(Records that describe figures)
+ + + + + + +

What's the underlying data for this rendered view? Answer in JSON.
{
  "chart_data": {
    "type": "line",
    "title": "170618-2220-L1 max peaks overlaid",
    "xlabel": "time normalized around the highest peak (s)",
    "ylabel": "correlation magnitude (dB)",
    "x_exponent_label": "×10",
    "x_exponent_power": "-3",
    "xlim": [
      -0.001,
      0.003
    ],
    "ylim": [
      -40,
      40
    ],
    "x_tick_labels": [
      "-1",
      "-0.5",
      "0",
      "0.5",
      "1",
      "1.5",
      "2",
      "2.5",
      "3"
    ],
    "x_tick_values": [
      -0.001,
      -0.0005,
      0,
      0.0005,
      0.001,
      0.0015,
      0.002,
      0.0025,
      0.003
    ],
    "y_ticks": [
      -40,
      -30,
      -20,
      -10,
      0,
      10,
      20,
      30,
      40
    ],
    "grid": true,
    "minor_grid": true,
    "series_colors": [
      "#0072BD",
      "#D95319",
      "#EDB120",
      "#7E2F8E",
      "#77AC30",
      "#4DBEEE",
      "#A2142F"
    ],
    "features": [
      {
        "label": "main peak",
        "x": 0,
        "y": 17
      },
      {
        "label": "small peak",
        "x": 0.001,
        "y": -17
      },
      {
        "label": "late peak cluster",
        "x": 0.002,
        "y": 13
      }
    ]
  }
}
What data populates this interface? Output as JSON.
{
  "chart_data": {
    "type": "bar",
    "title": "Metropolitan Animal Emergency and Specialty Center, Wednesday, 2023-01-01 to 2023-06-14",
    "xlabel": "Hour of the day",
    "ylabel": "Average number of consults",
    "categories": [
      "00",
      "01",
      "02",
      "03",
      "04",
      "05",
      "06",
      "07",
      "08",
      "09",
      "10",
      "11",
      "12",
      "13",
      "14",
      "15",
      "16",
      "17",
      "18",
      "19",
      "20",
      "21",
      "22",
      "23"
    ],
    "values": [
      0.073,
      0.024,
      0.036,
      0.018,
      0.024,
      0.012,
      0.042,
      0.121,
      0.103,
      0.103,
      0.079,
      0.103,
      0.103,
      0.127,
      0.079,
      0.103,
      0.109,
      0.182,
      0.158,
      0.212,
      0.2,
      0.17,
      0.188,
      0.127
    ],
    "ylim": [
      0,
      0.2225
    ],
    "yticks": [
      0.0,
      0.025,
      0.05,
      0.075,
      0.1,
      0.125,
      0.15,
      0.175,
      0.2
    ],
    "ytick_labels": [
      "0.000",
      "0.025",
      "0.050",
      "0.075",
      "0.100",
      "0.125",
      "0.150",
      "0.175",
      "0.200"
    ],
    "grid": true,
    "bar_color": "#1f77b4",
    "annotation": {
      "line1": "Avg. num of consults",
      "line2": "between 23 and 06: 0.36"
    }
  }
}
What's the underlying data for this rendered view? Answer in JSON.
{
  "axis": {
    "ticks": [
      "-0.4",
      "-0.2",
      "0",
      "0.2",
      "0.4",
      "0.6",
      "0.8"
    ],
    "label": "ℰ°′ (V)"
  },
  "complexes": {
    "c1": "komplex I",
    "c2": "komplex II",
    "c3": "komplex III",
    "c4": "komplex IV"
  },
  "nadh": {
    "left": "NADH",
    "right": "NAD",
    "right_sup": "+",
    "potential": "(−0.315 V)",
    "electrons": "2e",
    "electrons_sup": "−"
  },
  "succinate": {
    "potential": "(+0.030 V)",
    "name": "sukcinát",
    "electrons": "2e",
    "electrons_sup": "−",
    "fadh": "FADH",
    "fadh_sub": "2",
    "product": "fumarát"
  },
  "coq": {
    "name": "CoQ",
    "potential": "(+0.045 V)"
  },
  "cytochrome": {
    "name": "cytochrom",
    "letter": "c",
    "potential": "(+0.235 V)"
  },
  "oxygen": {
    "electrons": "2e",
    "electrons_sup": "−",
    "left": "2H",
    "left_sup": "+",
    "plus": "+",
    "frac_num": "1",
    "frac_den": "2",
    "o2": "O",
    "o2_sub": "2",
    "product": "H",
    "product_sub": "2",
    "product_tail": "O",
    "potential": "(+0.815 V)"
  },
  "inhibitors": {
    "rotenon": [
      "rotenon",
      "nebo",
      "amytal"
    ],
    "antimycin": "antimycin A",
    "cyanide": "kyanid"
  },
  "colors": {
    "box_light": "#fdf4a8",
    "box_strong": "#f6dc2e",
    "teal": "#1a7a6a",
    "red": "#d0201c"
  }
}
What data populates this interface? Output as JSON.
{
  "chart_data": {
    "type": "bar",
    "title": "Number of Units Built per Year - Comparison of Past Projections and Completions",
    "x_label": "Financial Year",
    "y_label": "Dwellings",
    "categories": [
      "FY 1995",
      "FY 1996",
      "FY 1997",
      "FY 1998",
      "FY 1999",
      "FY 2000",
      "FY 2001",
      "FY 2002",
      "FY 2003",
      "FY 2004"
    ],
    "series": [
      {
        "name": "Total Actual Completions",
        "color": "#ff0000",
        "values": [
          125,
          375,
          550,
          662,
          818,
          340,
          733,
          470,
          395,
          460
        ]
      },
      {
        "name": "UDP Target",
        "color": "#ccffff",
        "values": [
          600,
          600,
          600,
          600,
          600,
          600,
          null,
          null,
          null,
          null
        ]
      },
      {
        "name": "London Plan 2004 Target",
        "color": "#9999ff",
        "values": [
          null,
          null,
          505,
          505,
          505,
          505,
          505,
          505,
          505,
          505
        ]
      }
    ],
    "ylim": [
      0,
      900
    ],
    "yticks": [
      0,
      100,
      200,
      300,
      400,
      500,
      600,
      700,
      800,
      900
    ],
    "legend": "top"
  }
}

+ + + + + + +

▶ [Task details] Copy every single line of the material above that holds "Year".

▶ [Written answer]
    "title": "Number of Units Built per Year - Comparison of Past Projections and Completions",
    "x_label": "Financial Year",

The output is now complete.